>>>

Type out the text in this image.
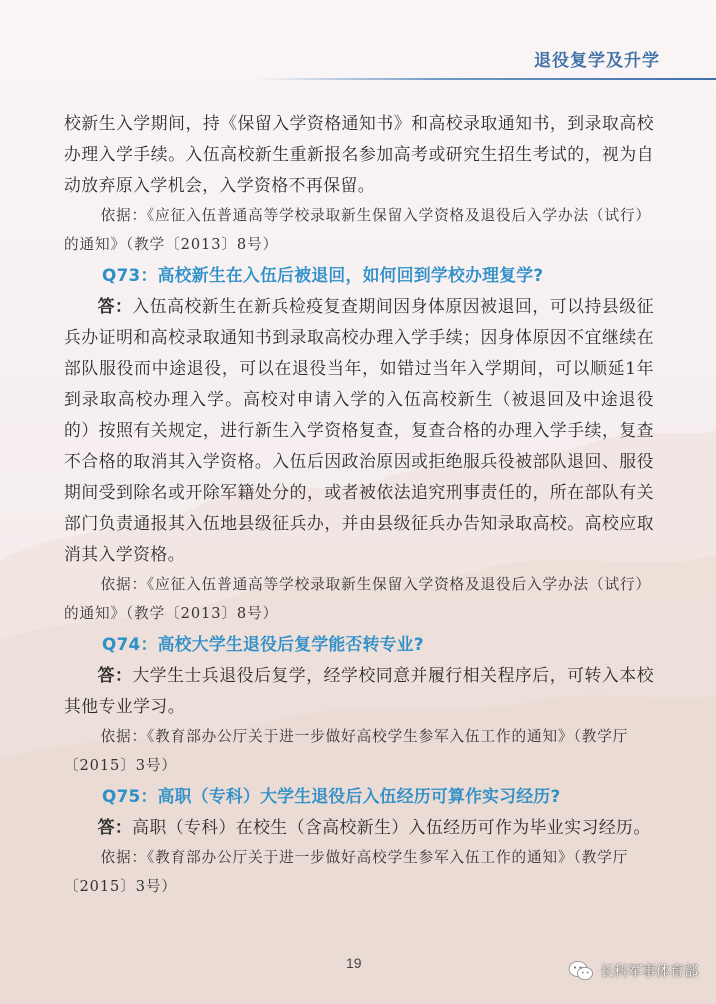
退役复学及升学
校新生入学期间，持《保留入学资格通知书》和高校录取通知书，到录取高校办理入学手续。入伍高校新生重新报名参加高考或研究生招生考试的，视为自动放弃原入学机会，入学资格不再保留。
依据：《应征入伍普通高等学校录取新生保留入学资格及退役后入学办法（试行）的通知》（教学〔2013〕8号）
Q73：高校新生在入伍后被退回，如何回到学校办理复学?
答：入伍高校新生在新兵检疫复查期间因身体原因被退回，可以持县级征兵办证明和高校录取通知书到录取高校办理入学手续；因身体原因不宜继续在部队服役而中途退役，可以在退役当年，如错过当年入学期间，可以顺延1年到录取高校办理入学。高校对申请入学的入伍高校新生（被退回及中途退役的）按照有关规定，进行新生入学资格复查，复查合格的办理入学手续，复查不合格的取消其入学资格。入伍后因政治原因或拒绝服兵役被部队退回、服役期间受到除名或开除军籍处分的，或者被依法追究刑事责任的，所在部队有关部门负责通报其入伍地县级征兵办，并由县级征兵办告知录取高校。高校应取消其入学资格。
依据：《应征入伍普通高等学校录取新生保留入学资格及退役后入学办法（试行）的通知》（教学〔2013〕8号）
Q74：高校大学生退役后复学能否转专业?
答：大学生士兵退役后复学，经学校同意并履行相关程序后，可转入本校其他专业学习。
依据：《教育部办公厅关于进一步做好高校学生参军入伍工作的通知》（教学厅〔2015〕3号）
Q75：高职（专科）大学生退役后入伍经历可算作实习经历?
答：高职（专科）在校生（含高校新生）入伍经历可作为毕业实习经历。
依据：《教育部办公厅关于进一步做好高校学生参军入伍工作的通知》（教学厅〔2015〕3号）
19
长科军事体育部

<<<

EXERCISE
Give every record again exactly, apart from the pictures, which stay out.

SOLUTION TO THIS PROBLEM
Type out the text in this image.
退役复学及升学
校新生入学期间，持《保留入学资格通知书》和高校录取通知书，到录取高校办理入学手续。入伍高校新生重新报名参加高考或研究生招生考试的，视为自动放弃原入学机会，入学资格不再保留。
依据：《应征入伍普通高等学校录取新生保留入学资格及退役后入学办法（试行）的通知》（教学〔2013〕8号）
Q73：高校新生在入伍后被退回，如何回到学校办理复学?
答：入伍高校新生在新兵检疫复查期间因身体原因被退回，可以持县级征兵办证明和高校录取通知书到录取高校办理入学手续；因身体原因不宜继续在部队服役而中途退役，可以在退役当年，如错过当年入学期间，可以顺延1年到录取高校办理入学。高校对申请入学的入伍高校新生（被退回及中途退役的）按照有关规定，进行新生入学资格复查，复查合格的办理入学手续，复查不合格的取消其入学资格。入伍后因政治原因或拒绝服兵役被部队退回、服役期间受到除名或开除军籍处分的，或者被依法追究刑事责任的，所在部队有关部门负责通报其入伍地县级征兵办，并由县级征兵办告知录取高校。高校应取消其入学资格。
依据：《应征入伍普通高等学校录取新生保留入学资格及退役后入学办法（试行）的通知》（教学〔2013〕8号）
Q74：高校大学生退役后复学能否转专业?
答：大学生士兵退役后复学，经学校同意并履行相关程序后，可转入本校其他专业学习。
依据：《教育部办公厅关于进一步做好高校学生参军入伍工作的通知》（教学厅〔2015〕3号）
Q75：高职（专科）大学生退役后入伍经历可算作实习经历?
答：高职（专科）在校生（含高校新生）入伍经历可作为毕业实习经历。
依据：《教育部办公厅关于进一步做好高校学生参军入伍工作的通知》（教学厅〔2015〕3号）
19
长科军事体育部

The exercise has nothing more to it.